> Exercise description
Where does the string "name" appear? Copy every line of the entries below that holds it.

● ● ● ● ● ● ●

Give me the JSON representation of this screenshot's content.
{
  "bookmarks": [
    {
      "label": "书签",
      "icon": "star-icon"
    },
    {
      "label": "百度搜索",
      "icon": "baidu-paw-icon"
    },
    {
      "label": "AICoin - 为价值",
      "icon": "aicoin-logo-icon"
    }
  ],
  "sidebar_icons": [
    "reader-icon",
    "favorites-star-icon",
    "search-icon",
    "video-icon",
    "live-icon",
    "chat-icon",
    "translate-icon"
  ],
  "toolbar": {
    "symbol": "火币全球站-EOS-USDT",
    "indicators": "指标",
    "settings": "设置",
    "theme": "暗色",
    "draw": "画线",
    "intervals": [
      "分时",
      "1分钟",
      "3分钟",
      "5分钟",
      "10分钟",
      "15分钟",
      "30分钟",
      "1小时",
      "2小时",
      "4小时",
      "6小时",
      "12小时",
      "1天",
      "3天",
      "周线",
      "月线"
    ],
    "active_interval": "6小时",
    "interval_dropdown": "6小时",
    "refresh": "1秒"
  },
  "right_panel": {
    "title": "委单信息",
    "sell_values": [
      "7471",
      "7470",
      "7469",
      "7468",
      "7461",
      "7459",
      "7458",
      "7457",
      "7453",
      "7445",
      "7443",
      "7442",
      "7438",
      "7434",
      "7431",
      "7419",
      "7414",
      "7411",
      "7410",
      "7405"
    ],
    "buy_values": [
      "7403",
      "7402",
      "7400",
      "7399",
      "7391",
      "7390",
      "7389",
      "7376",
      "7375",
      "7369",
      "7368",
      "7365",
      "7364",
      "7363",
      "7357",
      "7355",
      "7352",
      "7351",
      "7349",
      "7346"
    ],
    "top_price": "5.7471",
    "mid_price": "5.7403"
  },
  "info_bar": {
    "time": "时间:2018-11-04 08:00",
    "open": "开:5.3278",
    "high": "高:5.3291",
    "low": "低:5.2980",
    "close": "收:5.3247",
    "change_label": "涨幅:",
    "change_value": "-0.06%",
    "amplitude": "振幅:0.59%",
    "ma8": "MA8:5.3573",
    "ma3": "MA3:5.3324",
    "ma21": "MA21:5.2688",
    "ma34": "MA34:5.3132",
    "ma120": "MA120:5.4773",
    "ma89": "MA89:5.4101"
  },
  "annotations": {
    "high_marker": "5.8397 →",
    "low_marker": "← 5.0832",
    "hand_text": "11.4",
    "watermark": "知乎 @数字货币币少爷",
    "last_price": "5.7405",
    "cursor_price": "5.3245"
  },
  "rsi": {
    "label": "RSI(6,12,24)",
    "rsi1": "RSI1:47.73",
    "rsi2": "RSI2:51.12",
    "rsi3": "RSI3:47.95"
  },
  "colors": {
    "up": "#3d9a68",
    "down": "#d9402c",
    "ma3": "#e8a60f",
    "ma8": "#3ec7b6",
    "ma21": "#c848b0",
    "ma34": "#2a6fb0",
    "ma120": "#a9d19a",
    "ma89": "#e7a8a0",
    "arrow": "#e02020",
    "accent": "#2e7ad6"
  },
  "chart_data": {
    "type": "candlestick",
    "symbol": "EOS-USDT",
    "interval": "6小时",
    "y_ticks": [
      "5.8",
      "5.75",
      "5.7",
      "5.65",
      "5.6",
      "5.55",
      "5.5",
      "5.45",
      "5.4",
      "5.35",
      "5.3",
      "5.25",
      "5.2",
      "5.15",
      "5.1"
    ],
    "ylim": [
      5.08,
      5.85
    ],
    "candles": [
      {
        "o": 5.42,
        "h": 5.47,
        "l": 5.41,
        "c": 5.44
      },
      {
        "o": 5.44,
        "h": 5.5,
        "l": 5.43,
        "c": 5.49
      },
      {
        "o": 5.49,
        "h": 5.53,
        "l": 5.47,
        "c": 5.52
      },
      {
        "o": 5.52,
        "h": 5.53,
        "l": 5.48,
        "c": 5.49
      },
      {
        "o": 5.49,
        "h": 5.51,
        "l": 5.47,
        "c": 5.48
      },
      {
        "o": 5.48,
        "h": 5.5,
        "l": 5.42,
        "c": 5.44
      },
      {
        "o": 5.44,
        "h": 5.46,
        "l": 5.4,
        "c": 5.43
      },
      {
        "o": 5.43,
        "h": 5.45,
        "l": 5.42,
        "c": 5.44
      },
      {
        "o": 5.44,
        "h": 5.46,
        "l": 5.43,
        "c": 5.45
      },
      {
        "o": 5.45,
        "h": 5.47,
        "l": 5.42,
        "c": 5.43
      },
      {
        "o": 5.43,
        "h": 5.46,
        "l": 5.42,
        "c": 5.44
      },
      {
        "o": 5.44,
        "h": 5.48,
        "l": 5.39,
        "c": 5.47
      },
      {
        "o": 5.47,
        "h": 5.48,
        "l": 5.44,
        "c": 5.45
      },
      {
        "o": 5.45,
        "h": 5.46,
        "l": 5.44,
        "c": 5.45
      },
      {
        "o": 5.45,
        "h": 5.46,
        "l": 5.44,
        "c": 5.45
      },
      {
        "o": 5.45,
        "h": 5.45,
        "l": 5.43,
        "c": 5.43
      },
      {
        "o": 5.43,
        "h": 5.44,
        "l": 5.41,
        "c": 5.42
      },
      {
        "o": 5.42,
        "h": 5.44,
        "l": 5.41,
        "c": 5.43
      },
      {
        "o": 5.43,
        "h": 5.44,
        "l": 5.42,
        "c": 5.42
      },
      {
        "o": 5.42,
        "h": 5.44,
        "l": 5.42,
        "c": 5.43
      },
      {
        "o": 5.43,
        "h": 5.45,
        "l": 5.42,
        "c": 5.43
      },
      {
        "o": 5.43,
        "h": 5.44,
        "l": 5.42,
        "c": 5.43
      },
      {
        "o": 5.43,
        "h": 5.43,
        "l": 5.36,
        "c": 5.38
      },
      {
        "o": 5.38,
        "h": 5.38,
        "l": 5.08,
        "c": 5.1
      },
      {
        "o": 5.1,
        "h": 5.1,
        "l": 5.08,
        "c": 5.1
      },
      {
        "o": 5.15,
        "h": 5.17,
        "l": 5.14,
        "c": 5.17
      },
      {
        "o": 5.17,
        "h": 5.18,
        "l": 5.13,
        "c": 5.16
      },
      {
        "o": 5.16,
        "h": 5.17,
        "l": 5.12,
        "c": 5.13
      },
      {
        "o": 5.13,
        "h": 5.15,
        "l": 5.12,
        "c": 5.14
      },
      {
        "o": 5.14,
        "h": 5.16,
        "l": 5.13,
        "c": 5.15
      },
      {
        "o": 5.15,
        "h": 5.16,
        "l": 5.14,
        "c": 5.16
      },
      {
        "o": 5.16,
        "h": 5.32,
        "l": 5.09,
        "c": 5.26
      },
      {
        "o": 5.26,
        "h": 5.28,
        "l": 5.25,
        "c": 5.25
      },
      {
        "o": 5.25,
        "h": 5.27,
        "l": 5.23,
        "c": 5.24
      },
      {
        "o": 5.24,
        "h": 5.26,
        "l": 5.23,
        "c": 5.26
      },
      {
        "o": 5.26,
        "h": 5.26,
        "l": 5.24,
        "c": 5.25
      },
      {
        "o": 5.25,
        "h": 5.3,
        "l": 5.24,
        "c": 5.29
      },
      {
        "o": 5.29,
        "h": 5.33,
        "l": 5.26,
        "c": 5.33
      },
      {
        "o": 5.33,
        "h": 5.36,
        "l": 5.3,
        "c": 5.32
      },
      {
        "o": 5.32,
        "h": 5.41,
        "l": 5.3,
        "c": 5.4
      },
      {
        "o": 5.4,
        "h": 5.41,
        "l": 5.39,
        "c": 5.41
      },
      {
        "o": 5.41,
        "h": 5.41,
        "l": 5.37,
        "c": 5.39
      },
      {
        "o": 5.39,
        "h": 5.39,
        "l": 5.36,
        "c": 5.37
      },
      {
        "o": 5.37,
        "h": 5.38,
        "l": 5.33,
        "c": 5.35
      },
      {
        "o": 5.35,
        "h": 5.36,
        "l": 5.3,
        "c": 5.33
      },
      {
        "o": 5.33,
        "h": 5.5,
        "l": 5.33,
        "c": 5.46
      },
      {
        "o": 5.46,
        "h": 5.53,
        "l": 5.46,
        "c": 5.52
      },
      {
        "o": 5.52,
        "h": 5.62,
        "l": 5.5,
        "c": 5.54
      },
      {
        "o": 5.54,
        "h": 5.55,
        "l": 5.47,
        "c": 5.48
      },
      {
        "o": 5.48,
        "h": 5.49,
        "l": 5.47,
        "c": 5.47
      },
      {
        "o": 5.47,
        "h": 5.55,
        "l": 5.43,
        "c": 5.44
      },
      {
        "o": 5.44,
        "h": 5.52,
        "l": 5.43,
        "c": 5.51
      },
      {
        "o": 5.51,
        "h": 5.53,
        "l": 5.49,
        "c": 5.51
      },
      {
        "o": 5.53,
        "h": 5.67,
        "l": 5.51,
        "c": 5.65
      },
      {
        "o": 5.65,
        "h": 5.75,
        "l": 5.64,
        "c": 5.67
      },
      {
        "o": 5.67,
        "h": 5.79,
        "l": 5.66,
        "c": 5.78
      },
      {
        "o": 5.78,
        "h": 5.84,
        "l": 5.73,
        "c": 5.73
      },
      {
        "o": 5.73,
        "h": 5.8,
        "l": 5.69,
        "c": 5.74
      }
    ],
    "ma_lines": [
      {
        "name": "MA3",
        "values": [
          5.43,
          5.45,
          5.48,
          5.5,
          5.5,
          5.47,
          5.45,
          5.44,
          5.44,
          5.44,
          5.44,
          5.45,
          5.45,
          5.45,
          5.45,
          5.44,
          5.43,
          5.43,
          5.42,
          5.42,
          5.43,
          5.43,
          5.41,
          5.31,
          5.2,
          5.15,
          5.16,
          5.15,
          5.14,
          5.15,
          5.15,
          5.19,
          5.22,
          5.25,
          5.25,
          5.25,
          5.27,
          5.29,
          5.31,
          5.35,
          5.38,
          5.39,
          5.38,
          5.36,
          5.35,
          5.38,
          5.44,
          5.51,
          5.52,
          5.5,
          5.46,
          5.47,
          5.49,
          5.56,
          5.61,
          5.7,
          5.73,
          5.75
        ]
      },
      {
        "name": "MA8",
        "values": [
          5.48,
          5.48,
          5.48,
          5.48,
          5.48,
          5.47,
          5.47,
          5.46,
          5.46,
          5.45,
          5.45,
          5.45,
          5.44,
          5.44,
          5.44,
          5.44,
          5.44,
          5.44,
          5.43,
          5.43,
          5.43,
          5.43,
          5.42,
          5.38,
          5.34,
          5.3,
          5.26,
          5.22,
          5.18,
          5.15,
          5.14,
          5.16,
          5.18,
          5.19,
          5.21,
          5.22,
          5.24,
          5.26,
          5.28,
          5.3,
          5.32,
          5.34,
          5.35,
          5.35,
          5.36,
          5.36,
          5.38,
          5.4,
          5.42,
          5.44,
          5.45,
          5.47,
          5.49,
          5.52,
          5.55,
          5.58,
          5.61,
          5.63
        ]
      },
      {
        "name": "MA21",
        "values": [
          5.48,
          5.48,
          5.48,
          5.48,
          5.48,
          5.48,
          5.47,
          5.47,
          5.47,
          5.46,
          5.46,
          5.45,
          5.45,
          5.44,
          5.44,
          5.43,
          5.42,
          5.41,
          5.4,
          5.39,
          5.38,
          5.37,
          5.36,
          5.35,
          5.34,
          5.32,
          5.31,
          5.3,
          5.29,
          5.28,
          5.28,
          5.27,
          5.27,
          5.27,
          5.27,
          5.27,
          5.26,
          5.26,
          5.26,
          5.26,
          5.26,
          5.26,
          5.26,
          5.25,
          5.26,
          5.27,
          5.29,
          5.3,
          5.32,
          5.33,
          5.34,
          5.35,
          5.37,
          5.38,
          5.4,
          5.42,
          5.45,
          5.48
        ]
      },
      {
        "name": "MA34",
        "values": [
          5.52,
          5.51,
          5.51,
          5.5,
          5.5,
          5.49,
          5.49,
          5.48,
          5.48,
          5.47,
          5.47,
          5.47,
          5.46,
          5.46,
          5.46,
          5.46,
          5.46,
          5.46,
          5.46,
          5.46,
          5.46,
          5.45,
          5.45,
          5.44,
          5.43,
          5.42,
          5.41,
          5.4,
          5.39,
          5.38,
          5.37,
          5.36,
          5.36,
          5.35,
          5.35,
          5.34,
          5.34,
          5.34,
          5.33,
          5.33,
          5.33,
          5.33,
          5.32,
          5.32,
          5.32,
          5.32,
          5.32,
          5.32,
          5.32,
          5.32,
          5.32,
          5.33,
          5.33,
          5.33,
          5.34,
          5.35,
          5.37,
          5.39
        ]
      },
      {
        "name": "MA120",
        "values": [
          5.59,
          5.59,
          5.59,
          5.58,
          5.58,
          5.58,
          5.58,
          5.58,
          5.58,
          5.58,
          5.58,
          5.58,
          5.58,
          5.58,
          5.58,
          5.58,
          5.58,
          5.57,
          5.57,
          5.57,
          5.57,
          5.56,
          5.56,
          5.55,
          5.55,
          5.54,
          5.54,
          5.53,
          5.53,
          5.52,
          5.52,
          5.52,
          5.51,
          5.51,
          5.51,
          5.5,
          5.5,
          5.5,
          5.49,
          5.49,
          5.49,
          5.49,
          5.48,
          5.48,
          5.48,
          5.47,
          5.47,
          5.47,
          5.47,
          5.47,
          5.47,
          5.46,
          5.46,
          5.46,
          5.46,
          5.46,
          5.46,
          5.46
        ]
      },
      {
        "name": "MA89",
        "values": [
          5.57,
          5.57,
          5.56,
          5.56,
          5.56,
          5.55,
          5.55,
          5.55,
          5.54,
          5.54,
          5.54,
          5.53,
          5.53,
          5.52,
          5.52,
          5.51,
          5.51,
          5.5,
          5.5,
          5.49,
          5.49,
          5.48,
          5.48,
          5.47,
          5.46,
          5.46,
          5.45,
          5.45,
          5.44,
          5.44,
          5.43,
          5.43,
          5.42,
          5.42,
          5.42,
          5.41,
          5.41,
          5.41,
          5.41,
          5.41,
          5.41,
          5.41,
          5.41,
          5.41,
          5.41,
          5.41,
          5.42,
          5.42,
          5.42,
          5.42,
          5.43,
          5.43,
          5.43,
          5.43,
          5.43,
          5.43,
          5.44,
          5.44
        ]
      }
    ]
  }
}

● ● ● ● ● ● ●

> Expected answer
        "name": "MA3",
        "name": "MA8",
        "name": "MA21",
        "name": "MA34",
        "name": "MA120",
        "name": "MA89",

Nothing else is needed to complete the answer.